DIRECTIONS:
Repeat the entries that follow verbatim, without any of their pictures.

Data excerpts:

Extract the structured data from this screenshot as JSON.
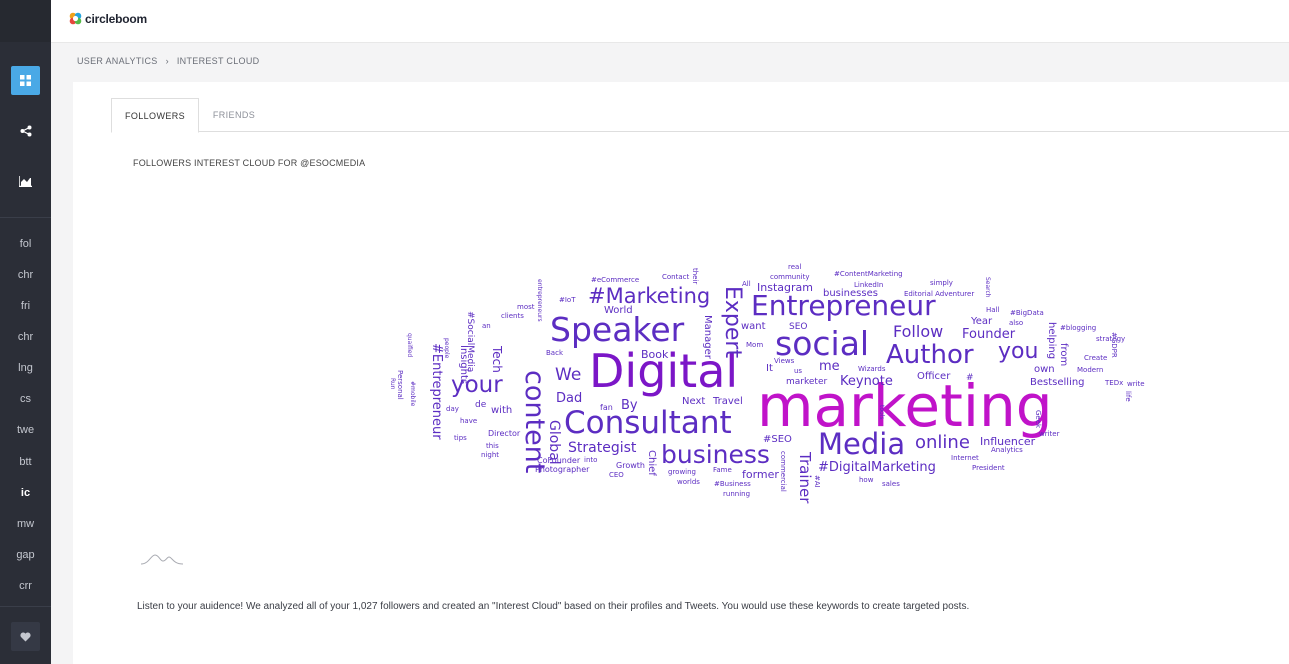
{
  "app": {
    "brand": "circleboom"
  },
  "colors": {
    "sidebar": "#2b2e37",
    "accent": "#4aa9e6",
    "cloud_primary": "#c013c9",
    "cloud_purple": "#7b16c7",
    "cloud_violet": "#5c2dc2"
  },
  "sidebar": {
    "icons": [
      "dashboard-icon",
      "share-icon",
      "chart-icon"
    ],
    "items": [
      {
        "label": "fol"
      },
      {
        "label": "chr"
      },
      {
        "label": "fri"
      },
      {
        "label": "chr"
      },
      {
        "label": "lng"
      },
      {
        "label": "cs"
      },
      {
        "label": "twe"
      },
      {
        "label": "btt"
      },
      {
        "label": "ic"
      },
      {
        "label": "mw"
      },
      {
        "label": "gap"
      },
      {
        "label": "crr"
      }
    ],
    "current": "ic",
    "bottom_icon": "heart-icon"
  },
  "breadcrumb": {
    "section": "USER ANALYTICS",
    "separator": "›",
    "page": "INTEREST CLOUD"
  },
  "tabs": [
    {
      "label": "FOLLOWERS",
      "active": true
    },
    {
      "label": "FRIENDS",
      "active": false
    }
  ],
  "cloud": {
    "title": "FOLLOWERS INTEREST CLOUD FOR @ESOCMEDIA",
    "words": [
      "marketing",
      "Digital",
      "Consultant",
      "Speaker",
      "Entrepreneur",
      "social",
      "Media",
      "business",
      "content",
      "Author",
      "#Marketing",
      "Expert",
      "your",
      "you",
      "online",
      "Follow",
      "Trainer",
      "Founder",
      "We",
      "Strategist",
      "#DigitalMarketing",
      "Keynote",
      "Influencer",
      "Global",
      "#Entrepreneur",
      "Dad",
      "By",
      "Bestselling",
      "me",
      "former",
      "Instagram",
      "Tech",
      "Book",
      "#SEO",
      "businesses",
      "Officer",
      "Year",
      "Insights",
      "Travel",
      "Next",
      "want",
      "World",
      "Manager",
      "Chief",
      "helping",
      "own",
      "with",
      "from",
      "It",
      "marketer",
      "SEO",
      "de",
      "fan",
      "#SocialMedia",
      "#",
      "Growth",
      "CoFounder",
      "Director",
      "Photographer",
      "have",
      "day",
      "tips",
      "night",
      "this",
      "Personal",
      "Run",
      "quaified",
      "people",
      "an",
      "clients",
      "most",
      "#IoT",
      "#eCommerce",
      "Contact",
      "their",
      "real",
      "community",
      "#ContentMarketing",
      "LinkedIn",
      "simply",
      "Editorial Adventurer",
      "Search",
      "Hall",
      "#BigData",
      "also",
      "#blogging",
      "strategy",
      "#GDPR",
      "Create",
      "Modern",
      "TEDx",
      "write",
      "Geek",
      "writer",
      "Internet",
      "Analytics",
      "President",
      "tools",
      "sales",
      "how",
      "#AI",
      "commercial",
      "running",
      "worlds",
      "#Business",
      "Fame",
      "CEO",
      "growing",
      "into",
      "Views",
      "Mom",
      "All",
      "us",
      "Wizards",
      "Back",
      "entrepreneurs",
      "#mobile",
      "life"
    ]
  },
  "description": "Listen to your auidence! We analyzed all of your 1,027 followers and created an \"Interest Cloud\" based on their profiles and Tweets. You would use these keywords to create targeted posts."
}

SOLUTION FOR THIS TASK:
Extract the structured data from this screenshot as JSON.
{
  "app": {
    "brand": "circleboom"
  },
  "colors": {
    "sidebar": "#2b2e37",
    "accent": "#4aa9e6",
    "cloud_primary": "#c013c9",
    "cloud_purple": "#7b16c7",
    "cloud_violet": "#5c2dc2"
  },
  "sidebar": {
    "icons": [
      "dashboard-icon",
      "share-icon",
      "chart-icon"
    ],
    "items": [
      {
        "label": "fol"
      },
      {
        "label": "chr"
      },
      {
        "label": "fri"
      },
      {
        "label": "chr"
      },
      {
        "label": "lng"
      },
      {
        "label": "cs"
      },
      {
        "label": "twe"
      },
      {
        "label": "btt"
      },
      {
        "label": "ic"
      },
      {
        "label": "mw"
      },
      {
        "label": "gap"
      },
      {
        "label": "crr"
      }
    ],
    "current": "ic",
    "bottom_icon": "heart-icon"
  },
  "breadcrumb": {
    "section": "USER ANALYTICS",
    "separator": "›",
    "page": "INTEREST CLOUD"
  },
  "tabs": [
    {
      "label": "FOLLOWERS",
      "active": true
    },
    {
      "label": "FRIENDS",
      "active": false
    }
  ],
  "cloud": {
    "title": "FOLLOWERS INTEREST CLOUD FOR @ESOCMEDIA",
    "words": [
      "marketing",
      "Digital",
      "Consultant",
      "Speaker",
      "Entrepreneur",
      "social",
      "Media",
      "business",
      "content",
      "Author",
      "#Marketing",
      "Expert",
      "your",
      "you",
      "online",
      "Follow",
      "Trainer",
      "Founder",
      "We",
      "Strategist",
      "#DigitalMarketing",
      "Keynote",
      "Influencer",
      "Global",
      "#Entrepreneur",
      "Dad",
      "By",
      "Bestselling",
      "me",
      "former",
      "Instagram",
      "Tech",
      "Book",
      "#SEO",
      "businesses",
      "Officer",
      "Year",
      "Insights",
      "Travel",
      "Next",
      "want",
      "World",
      "Manager",
      "Chief",
      "helping",
      "own",
      "with",
      "from",
      "It",
      "marketer",
      "SEO",
      "de",
      "fan",
      "#SocialMedia",
      "#",
      "Growth",
      "CoFounder",
      "Director",
      "Photographer",
      "have",
      "day",
      "tips",
      "night",
      "this",
      "Personal",
      "Run",
      "quaified",
      "people",
      "an",
      "clients",
      "most",
      "#IoT",
      "#eCommerce",
      "Contact",
      "their",
      "real",
      "community",
      "#ContentMarketing",
      "LinkedIn",
      "simply",
      "Editorial Adventurer",
      "Search",
      "Hall",
      "#BigData",
      "also",
      "#blogging",
      "strategy",
      "#GDPR",
      "Create",
      "Modern",
      "TEDx",
      "write",
      "Geek",
      "writer",
      "Internet",
      "Analytics",
      "President",
      "tools",
      "sales",
      "how",
      "#AI",
      "commercial",
      "running",
      "worlds",
      "#Business",
      "Fame",
      "CEO",
      "growing",
      "into",
      "Views",
      "Mom",
      "All",
      "us",
      "Wizards",
      "Back",
      "entrepreneurs",
      "#mobile",
      "life"
    ]
  },
  "description": "Listen to your auidence! We analyzed all of your 1,027 followers and created an \"Interest Cloud\" based on their profiles and Tweets. You would use these keywords to create targeted posts."
}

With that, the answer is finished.